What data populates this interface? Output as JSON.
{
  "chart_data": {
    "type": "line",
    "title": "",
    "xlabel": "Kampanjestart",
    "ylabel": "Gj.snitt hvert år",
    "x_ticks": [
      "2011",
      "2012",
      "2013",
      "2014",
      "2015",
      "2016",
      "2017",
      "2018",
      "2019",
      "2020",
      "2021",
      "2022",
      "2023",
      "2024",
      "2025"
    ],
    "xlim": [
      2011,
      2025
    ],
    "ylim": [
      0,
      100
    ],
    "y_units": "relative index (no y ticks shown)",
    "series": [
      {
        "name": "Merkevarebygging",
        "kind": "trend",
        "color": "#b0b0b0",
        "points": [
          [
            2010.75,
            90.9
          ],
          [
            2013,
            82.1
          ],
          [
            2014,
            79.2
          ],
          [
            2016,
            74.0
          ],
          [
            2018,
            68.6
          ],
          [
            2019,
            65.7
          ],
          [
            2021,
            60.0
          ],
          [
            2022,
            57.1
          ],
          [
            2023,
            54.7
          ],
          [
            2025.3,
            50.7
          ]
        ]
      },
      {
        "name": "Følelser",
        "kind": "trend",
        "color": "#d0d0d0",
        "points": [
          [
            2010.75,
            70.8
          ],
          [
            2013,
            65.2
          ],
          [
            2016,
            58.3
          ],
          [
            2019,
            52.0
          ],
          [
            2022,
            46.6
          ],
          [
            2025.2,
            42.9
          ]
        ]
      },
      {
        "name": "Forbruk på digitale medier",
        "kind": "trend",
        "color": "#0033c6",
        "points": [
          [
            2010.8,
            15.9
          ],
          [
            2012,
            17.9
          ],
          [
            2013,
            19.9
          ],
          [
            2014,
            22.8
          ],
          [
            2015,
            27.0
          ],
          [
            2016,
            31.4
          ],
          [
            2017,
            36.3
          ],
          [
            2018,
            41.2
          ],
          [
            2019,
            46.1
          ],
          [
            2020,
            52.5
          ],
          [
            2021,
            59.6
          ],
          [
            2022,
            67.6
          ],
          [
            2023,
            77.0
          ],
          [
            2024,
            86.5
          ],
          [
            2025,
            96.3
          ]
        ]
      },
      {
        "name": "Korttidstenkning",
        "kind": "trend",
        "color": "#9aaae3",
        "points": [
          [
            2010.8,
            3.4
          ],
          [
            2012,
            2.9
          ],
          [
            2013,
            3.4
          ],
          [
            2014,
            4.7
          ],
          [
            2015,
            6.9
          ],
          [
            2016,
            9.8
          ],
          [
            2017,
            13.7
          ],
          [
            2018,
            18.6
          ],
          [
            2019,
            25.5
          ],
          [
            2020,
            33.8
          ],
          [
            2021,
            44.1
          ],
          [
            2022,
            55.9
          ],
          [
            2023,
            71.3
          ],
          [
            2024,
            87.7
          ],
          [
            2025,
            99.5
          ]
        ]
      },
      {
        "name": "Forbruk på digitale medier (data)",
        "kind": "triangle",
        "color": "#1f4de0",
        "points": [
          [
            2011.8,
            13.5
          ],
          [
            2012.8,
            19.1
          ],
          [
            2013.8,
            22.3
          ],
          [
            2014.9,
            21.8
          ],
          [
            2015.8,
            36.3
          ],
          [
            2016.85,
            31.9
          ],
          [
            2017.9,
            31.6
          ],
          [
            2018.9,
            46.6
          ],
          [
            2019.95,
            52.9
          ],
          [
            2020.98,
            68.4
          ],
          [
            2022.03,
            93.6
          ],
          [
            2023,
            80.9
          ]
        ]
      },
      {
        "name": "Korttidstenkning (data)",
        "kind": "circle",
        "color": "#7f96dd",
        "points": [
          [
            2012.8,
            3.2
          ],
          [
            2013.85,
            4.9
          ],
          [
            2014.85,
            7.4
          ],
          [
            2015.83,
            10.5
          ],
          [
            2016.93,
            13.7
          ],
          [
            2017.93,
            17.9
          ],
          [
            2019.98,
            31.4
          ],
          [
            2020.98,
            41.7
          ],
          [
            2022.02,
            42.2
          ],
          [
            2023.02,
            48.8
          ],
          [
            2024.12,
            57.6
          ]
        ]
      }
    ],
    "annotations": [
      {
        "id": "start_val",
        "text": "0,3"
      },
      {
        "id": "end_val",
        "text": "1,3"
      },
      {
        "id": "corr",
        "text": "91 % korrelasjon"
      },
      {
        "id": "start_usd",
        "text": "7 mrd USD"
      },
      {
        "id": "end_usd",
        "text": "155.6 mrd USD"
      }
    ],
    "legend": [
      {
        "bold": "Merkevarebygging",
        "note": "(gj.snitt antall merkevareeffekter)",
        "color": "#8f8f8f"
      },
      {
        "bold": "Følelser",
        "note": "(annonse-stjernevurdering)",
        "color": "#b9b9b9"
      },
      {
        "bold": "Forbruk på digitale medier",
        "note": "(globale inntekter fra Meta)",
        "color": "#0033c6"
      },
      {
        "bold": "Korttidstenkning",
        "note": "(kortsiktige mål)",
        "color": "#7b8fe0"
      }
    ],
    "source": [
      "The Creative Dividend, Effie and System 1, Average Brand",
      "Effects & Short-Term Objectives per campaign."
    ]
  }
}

◇ ◇ ◇

Print all of the data exactly as it was given.

What data populates this interface? Output as JSON.
{
  "chart_data": {
    "type": "line",
    "title": "",
    "xlabel": "Kampanjestart",
    "ylabel": "Gj.snitt hvert år",
    "x_ticks": [
      "2011",
      "2012",
      "2013",
      "2014",
      "2015",
      "2016",
      "2017",
      "2018",
      "2019",
      "2020",
      "2021",
      "2022",
      "2023",
      "2024",
      "2025"
    ],
    "xlim": [
      2011,
      2025
    ],
    "ylim": [
      0,
      100
    ],
    "y_units": "relative index (no y ticks shown)",
    "series": [
      {
        "name": "Merkevarebygging",
        "kind": "trend",
        "color": "#b0b0b0",
        "points": [
          [
            2010.75,
            90.9
          ],
          [
            2013,
            82.1
          ],
          [
            2014,
            79.2
          ],
          [
            2016,
            74.0
          ],
          [
            2018,
            68.6
          ],
          [
            2019,
            65.7
          ],
          [
            2021,
            60.0
          ],
          [
            2022,
            57.1
          ],
          [
            2023,
            54.7
          ],
          [
            2025.3,
            50.7
          ]
        ]
      },
      {
        "name": "Følelser",
        "kind": "trend",
        "color": "#d0d0d0",
        "points": [
          [
            2010.75,
            70.8
          ],
          [
            2013,
            65.2
          ],
          [
            2016,
            58.3
          ],
          [
            2019,
            52.0
          ],
          [
            2022,
            46.6
          ],
          [
            2025.2,
            42.9
          ]
        ]
      },
      {
        "name": "Forbruk på digitale medier",
        "kind": "trend",
        "color": "#0033c6",
        "points": [
          [
            2010.8,
            15.9
          ],
          [
            2012,
            17.9
          ],
          [
            2013,
            19.9
          ],
          [
            2014,
            22.8
          ],
          [
            2015,
            27.0
          ],
          [
            2016,
            31.4
          ],
          [
            2017,
            36.3
          ],
          [
            2018,
            41.2
          ],
          [
            2019,
            46.1
          ],
          [
            2020,
            52.5
          ],
          [
            2021,
            59.6
          ],
          [
            2022,
            67.6
          ],
          [
            2023,
            77.0
          ],
          [
            2024,
            86.5
          ],
          [
            2025,
            96.3
          ]
        ]
      },
      {
        "name": "Korttidstenkning",
        "kind": "trend",
        "color": "#9aaae3",
        "points": [
          [
            2010.8,
            3.4
          ],
          [
            2012,
            2.9
          ],
          [
            2013,
            3.4
          ],
          [
            2014,
            4.7
          ],
          [
            2015,
            6.9
          ],
          [
            2016,
            9.8
          ],
          [
            2017,
            13.7
          ],
          [
            2018,
            18.6
          ],
          [
            2019,
            25.5
          ],
          [
            2020,
            33.8
          ],
          [
            2021,
            44.1
          ],
          [
            2022,
            55.9
          ],
          [
            2023,
            71.3
          ],
          [
            2024,
            87.7
          ],
          [
            2025,
            99.5
          ]
        ]
      },
      {
        "name": "Forbruk på digitale medier (data)",
        "kind": "triangle",
        "color": "#1f4de0",
        "points": [
          [
            2011.8,
            13.5
          ],
          [
            2012.8,
            19.1
          ],
          [
            2013.8,
            22.3
          ],
          [
            2014.9,
            21.8
          ],
          [
            2015.8,
            36.3
          ],
          [
            2016.85,
            31.9
          ],
          [
            2017.9,
            31.6
          ],
          [
            2018.9,
            46.6
          ],
          [
            2019.95,
            52.9
          ],
          [
            2020.98,
            68.4
          ],
          [
            2022.03,
            93.6
          ],
          [
            2023,
            80.9
          ]
        ]
      },
      {
        "name": "Korttidstenkning (data)",
        "kind": "circle",
        "color": "#7f96dd",
        "points": [
          [
            2012.8,
            3.2
          ],
          [
            2013.85,
            4.9
          ],
          [
            2014.85,
            7.4
          ],
          [
            2015.83,
            10.5
          ],
          [
            2016.93,
            13.7
          ],
          [
            2017.93,
            17.9
          ],
          [
            2019.98,
            31.4
          ],
          [
            2020.98,
            41.7
          ],
          [
            2022.02,
            42.2
          ],
          [
            2023.02,
            48.8
          ],
          [
            2024.12,
            57.6
          ]
        ]
      }
    ],
    "annotations": [
      {
        "id": "start_val",
        "text": "0,3"
      },
      {
        "id": "end_val",
        "text": "1,3"
      },
      {
        "id": "corr",
        "text": "91 % korrelasjon"
      },
      {
        "id": "start_usd",
        "text": "7 mrd USD"
      },
      {
        "id": "end_usd",
        "text": "155.6 mrd USD"
      }
    ],
    "legend": [
      {
        "bold": "Merkevarebygging",
        "note": "(gj.snitt antall merkevareeffekter)",
        "color": "#8f8f8f"
      },
      {
        "bold": "Følelser",
        "note": "(annonse-stjernevurdering)",
        "color": "#b9b9b9"
      },
      {
        "bold": "Forbruk på digitale medier",
        "note": "(globale inntekter fra Meta)",
        "color": "#0033c6"
      },
      {
        "bold": "Korttidstenkning",
        "note": "(kortsiktige mål)",
        "color": "#7b8fe0"
      }
    ],
    "source": [
      "The Creative Dividend, Effie and System 1, Average Brand",
      "Effects & Short-Term Objectives per campaign."
    ]
  }
}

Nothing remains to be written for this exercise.